Problem to solve => From the entries that follow, extract each line holding the string "name".

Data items
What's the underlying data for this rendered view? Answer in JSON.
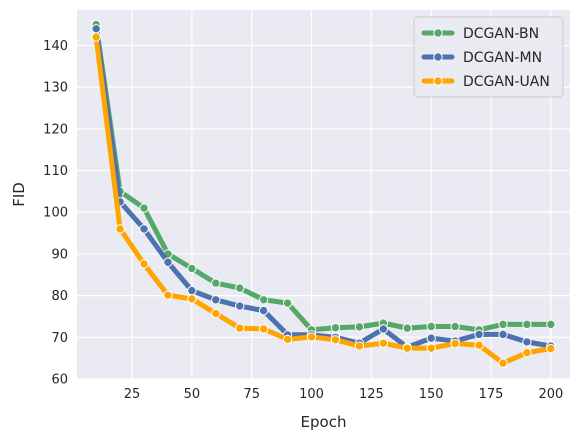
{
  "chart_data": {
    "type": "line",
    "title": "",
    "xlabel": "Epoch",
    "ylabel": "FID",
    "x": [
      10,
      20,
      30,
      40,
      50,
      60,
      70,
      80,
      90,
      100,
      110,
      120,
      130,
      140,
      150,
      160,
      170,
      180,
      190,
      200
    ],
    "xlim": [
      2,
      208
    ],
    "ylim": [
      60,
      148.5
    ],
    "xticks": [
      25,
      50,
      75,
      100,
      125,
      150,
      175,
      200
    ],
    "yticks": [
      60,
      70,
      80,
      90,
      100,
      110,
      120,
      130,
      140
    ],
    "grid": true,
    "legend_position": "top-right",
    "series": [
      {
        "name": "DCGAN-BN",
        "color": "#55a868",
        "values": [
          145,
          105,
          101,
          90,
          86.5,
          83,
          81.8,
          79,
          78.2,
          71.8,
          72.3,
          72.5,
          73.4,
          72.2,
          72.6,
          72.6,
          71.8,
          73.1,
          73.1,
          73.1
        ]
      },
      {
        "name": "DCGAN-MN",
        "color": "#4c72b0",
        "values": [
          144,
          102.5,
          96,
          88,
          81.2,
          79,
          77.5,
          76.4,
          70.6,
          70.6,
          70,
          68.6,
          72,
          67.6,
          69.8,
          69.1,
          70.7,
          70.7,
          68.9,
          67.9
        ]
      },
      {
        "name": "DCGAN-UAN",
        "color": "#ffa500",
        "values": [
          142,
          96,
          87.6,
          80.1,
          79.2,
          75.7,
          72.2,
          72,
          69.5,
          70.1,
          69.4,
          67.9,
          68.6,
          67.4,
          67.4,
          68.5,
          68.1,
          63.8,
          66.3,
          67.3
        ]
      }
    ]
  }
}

* * *

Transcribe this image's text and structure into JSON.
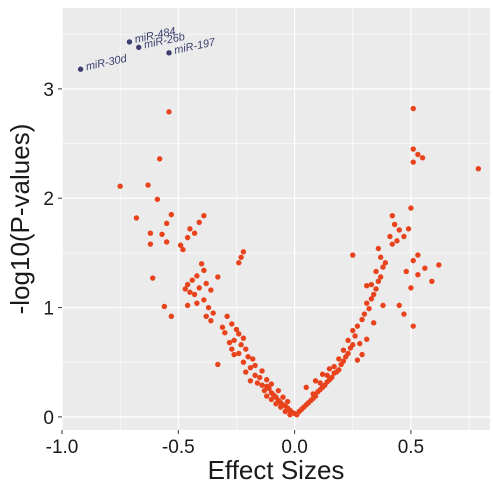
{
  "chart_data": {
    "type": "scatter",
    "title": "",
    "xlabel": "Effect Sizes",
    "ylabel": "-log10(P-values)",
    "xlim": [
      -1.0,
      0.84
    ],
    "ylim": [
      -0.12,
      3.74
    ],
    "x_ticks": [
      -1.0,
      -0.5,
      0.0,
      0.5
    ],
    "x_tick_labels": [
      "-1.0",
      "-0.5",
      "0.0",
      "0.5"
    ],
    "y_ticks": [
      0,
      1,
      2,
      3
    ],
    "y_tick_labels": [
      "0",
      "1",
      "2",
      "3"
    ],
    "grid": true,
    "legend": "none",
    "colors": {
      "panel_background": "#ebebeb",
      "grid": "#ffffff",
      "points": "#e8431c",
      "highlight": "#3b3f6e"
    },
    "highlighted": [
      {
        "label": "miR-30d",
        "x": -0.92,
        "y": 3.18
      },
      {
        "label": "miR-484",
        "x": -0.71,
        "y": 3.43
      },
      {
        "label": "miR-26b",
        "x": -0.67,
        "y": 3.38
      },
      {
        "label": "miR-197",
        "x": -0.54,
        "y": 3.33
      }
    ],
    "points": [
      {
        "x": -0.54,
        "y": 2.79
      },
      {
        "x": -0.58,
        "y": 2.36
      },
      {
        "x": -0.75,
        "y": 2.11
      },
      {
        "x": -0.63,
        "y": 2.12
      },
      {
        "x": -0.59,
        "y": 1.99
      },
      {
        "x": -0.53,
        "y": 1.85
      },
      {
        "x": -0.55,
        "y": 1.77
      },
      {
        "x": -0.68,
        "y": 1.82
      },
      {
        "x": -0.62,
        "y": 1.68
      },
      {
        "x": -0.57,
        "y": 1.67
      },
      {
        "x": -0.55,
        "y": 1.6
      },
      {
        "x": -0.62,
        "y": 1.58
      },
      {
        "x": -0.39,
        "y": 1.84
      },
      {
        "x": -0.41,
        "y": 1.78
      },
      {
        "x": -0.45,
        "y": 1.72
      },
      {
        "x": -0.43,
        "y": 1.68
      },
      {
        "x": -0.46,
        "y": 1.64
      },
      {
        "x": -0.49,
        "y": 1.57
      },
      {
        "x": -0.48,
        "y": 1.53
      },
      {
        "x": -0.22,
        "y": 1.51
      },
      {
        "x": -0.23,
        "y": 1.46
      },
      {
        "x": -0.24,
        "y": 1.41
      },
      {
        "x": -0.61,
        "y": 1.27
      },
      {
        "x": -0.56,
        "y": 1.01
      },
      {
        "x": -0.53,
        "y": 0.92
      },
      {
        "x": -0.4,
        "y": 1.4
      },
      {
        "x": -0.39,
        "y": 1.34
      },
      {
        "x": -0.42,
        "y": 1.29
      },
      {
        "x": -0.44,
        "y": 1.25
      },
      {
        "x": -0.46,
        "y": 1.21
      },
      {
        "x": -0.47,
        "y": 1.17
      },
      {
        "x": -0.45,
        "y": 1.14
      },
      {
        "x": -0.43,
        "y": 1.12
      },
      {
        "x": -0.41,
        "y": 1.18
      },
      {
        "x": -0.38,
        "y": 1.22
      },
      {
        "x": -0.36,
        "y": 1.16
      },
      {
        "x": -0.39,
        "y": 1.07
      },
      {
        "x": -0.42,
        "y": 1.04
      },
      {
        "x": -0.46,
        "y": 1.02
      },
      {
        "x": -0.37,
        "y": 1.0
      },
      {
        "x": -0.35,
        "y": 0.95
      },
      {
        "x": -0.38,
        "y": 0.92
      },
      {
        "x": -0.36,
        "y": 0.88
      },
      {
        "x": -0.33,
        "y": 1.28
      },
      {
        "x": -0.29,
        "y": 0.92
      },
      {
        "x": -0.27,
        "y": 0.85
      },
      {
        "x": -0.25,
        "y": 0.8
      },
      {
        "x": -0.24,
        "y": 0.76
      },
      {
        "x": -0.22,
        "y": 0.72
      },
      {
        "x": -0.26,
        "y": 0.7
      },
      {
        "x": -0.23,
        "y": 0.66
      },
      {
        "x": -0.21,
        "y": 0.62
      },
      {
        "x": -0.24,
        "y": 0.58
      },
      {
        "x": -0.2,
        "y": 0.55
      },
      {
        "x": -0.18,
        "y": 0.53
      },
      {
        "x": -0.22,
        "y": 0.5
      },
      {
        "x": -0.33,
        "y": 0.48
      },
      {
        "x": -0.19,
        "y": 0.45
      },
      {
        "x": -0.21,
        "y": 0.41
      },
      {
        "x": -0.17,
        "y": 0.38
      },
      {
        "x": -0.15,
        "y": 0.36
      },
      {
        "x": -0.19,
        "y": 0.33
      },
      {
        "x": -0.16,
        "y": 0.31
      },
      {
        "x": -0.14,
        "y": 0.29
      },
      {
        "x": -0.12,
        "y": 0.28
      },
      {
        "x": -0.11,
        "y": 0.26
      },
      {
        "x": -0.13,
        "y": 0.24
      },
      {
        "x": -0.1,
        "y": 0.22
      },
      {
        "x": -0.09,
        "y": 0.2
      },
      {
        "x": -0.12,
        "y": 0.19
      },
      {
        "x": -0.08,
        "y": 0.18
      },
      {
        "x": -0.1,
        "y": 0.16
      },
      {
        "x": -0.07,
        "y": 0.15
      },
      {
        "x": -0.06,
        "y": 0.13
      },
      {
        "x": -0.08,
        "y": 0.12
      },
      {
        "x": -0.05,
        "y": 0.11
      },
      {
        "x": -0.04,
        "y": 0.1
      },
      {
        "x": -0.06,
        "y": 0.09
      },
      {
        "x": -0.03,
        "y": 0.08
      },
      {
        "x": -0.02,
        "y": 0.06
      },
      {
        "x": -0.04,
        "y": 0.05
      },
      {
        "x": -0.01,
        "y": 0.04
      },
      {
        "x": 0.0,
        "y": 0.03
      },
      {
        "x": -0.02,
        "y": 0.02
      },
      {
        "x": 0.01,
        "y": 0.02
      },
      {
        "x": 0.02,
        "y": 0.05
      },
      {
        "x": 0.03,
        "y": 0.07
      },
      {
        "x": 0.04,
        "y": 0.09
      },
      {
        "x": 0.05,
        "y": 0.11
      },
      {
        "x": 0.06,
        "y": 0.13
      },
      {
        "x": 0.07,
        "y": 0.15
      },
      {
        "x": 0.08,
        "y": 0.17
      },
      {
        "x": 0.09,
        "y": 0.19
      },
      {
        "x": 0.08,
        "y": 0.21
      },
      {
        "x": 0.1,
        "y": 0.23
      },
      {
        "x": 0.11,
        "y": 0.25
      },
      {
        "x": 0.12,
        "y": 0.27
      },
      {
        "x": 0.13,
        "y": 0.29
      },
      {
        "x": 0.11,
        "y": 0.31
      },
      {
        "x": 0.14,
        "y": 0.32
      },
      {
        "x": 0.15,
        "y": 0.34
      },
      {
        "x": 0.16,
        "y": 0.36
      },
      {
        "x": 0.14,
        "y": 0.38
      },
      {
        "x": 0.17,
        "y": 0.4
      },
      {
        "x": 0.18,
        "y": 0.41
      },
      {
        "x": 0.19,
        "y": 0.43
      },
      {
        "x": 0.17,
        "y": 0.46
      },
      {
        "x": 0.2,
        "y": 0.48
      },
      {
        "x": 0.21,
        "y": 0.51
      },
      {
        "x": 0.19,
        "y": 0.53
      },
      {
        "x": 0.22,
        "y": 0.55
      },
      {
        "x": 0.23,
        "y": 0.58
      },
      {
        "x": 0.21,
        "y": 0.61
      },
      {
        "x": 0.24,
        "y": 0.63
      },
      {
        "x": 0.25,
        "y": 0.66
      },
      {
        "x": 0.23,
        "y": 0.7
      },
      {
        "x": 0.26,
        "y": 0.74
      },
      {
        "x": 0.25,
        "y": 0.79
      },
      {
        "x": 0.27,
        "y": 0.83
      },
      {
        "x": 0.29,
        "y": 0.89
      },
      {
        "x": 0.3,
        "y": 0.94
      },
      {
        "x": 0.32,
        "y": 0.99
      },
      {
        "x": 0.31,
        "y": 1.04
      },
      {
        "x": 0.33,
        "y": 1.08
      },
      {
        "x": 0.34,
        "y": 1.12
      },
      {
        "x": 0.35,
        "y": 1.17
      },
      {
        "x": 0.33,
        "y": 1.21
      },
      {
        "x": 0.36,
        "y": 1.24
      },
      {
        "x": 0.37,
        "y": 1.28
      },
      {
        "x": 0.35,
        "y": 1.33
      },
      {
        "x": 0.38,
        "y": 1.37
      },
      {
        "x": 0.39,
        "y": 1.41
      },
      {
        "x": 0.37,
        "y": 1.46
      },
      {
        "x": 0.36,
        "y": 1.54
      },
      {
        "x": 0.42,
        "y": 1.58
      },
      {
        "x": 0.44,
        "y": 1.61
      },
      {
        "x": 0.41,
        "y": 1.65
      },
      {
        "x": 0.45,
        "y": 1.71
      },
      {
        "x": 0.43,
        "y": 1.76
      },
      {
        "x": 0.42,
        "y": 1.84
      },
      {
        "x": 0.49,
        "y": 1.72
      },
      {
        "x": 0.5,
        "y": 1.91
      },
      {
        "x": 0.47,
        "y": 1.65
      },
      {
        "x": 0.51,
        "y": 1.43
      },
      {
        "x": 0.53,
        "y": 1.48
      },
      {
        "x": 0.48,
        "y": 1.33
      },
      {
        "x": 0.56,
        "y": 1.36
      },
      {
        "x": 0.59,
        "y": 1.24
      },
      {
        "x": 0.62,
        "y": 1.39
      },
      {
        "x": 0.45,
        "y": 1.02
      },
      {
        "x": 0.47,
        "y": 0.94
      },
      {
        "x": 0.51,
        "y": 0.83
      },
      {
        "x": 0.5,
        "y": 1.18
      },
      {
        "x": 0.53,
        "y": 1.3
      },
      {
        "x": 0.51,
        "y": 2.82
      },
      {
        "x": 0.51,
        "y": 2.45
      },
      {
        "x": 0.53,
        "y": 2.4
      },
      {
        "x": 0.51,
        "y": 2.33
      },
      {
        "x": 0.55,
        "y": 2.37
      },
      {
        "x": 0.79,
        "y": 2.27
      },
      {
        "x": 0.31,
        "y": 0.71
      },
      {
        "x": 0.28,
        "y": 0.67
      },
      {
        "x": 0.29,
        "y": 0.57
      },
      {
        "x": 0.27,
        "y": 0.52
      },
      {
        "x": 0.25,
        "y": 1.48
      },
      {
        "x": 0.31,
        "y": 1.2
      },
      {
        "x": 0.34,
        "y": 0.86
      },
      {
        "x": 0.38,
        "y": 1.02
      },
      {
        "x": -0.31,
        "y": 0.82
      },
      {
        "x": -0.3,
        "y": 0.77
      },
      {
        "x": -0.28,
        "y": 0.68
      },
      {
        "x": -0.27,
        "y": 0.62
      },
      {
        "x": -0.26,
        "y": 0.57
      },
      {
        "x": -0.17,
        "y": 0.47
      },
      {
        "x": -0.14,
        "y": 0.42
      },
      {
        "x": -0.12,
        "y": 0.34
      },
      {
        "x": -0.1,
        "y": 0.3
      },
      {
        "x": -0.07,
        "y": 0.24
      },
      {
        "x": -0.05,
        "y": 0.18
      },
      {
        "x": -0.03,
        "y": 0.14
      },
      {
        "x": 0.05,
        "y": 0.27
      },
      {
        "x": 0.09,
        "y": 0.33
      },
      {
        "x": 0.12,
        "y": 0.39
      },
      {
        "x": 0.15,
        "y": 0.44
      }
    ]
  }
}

Task response =>
        "name": "DCGAN-BN",
        "name": "DCGAN-MN",
        "name": "DCGAN-UAN",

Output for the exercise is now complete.